SET TASK:
Rewrite the lines below with every "legend-label" swapped for "legend-entry", keeping everything else the same.

MATERIAL SHOWN:

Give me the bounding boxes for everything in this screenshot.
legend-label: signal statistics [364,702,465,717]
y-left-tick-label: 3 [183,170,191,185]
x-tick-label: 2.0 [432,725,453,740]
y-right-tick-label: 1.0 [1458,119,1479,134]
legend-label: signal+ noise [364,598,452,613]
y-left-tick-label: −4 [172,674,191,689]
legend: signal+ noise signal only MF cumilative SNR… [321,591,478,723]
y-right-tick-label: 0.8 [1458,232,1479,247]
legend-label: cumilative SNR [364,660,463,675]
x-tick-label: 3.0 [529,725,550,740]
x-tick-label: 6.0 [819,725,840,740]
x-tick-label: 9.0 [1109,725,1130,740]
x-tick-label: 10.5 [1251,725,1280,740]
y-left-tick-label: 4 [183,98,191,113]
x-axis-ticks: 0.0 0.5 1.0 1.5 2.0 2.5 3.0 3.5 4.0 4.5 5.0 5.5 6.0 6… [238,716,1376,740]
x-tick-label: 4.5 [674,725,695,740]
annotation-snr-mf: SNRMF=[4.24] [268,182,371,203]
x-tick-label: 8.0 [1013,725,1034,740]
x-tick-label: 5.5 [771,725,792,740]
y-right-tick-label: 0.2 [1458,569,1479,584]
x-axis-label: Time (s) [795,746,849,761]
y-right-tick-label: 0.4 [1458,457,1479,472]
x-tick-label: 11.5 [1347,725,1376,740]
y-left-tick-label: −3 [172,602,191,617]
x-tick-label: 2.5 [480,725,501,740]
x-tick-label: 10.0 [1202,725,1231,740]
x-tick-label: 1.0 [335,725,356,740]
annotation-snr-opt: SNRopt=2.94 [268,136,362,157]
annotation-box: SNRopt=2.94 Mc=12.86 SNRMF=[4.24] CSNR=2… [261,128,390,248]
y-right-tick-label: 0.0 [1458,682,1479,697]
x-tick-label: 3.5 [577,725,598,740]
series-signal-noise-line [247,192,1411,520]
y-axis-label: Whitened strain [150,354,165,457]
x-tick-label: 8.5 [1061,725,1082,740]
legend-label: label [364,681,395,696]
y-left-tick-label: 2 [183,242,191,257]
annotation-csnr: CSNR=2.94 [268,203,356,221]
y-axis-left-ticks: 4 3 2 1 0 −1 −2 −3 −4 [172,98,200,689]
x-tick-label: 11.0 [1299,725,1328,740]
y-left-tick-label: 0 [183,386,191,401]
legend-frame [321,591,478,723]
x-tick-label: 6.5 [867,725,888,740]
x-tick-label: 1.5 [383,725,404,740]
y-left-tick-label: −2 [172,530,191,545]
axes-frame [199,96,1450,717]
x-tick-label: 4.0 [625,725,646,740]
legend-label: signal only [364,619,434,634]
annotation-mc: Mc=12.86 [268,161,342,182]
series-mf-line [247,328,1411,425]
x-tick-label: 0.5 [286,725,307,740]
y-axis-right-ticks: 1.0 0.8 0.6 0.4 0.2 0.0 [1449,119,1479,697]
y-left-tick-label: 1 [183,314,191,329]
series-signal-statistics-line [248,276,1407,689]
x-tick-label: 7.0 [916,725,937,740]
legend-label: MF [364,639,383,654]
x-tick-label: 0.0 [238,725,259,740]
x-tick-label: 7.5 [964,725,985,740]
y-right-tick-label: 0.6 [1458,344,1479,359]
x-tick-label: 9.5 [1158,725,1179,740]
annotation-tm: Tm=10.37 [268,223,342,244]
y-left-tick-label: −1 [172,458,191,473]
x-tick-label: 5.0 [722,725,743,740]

EXERCISE RESPONSE:
Give me the bounding boxes for everything in this screenshot.
legend-entry: signal statistics [364,702,465,717]
y-left-tick-label: 3 [183,170,191,185]
x-tick-label: 2.0 [432,725,453,740]
y-right-tick-label: 1.0 [1458,119,1479,134]
legend-entry: signal+ noise [364,598,452,613]
y-left-tick-label: −4 [172,674,191,689]
legend: signal+ noise signal only MF cumilative SNR… [321,591,478,723]
y-right-tick-label: 0.8 [1458,232,1479,247]
legend-entry: cumilative SNR [364,660,463,675]
x-tick-label: 3.0 [529,725,550,740]
x-tick-label: 6.0 [819,725,840,740]
x-tick-label: 9.0 [1109,725,1130,740]
x-tick-label: 10.5 [1251,725,1280,740]
y-left-tick-label: 4 [183,98,191,113]
x-axis-ticks: 0.0 0.5 1.0 1.5 2.0 2.5 3.0 3.5 4.0 4.5 5.0 5.5 6.0 6… [238,716,1376,740]
x-tick-label: 4.5 [674,725,695,740]
annotation-snr-mf: SNRMF=[4.24] [268,182,371,203]
x-tick-label: 8.0 [1013,725,1034,740]
x-tick-label: 5.5 [771,725,792,740]
y-right-tick-label: 0.2 [1458,569,1479,584]
x-axis-label: Time (s) [795,746,849,761]
y-right-tick-label: 0.4 [1458,457,1479,472]
x-tick-label: 11.5 [1347,725,1376,740]
y-left-tick-label: −3 [172,602,191,617]
x-tick-label: 2.5 [480,725,501,740]
x-tick-label: 10.0 [1202,725,1231,740]
x-tick-label: 1.0 [335,725,356,740]
annotation-snr-opt: SNRopt=2.94 [268,136,362,157]
annotation-box: SNRopt=2.94 Mc=12.86 SNRMF=[4.24] CSNR=2… [261,128,390,248]
y-right-tick-label: 0.0 [1458,682,1479,697]
x-tick-label: 3.5 [577,725,598,740]
series-signal-noise-line [247,192,1411,520]
y-axis-label: Whitened strain [150,354,165,457]
x-tick-label: 8.5 [1061,725,1082,740]
legend-entry: label [364,681,395,696]
y-left-tick-label: 2 [183,242,191,257]
annotation-csnr: CSNR=2.94 [268,203,356,221]
y-axis-left-ticks: 4 3 2 1 0 −1 −2 −3 −4 [172,98,200,689]
x-tick-label: 11.0 [1299,725,1328,740]
y-left-tick-label: 0 [183,386,191,401]
legend-frame [321,591,478,723]
x-tick-label: 6.5 [867,725,888,740]
x-tick-label: 1.5 [383,725,404,740]
y-left-tick-label: −2 [172,530,191,545]
axes-frame [199,96,1450,717]
x-tick-label: 4.0 [625,725,646,740]
legend-entry: signal only [364,619,434,634]
annotation-mc: Mc=12.86 [268,161,342,182]
series-mf-line [247,328,1411,425]
x-tick-label: 0.5 [286,725,307,740]
y-axis-right-ticks: 1.0 0.8 0.6 0.4 0.2 0.0 [1449,119,1479,697]
y-left-tick-label: 1 [183,314,191,329]
series-signal-statistics-line [248,276,1407,689]
x-tick-label: 7.0 [916,725,937,740]
legend-entry: MF [364,639,383,654]
x-tick-label: 0.0 [238,725,259,740]
x-tick-label: 7.5 [964,725,985,740]
y-right-tick-label: 0.6 [1458,344,1479,359]
x-tick-label: 9.5 [1158,725,1179,740]
annotation-tm: Tm=10.37 [268,223,342,244]
y-left-tick-label: −1 [172,458,191,473]
x-tick-label: 5.0 [722,725,743,740]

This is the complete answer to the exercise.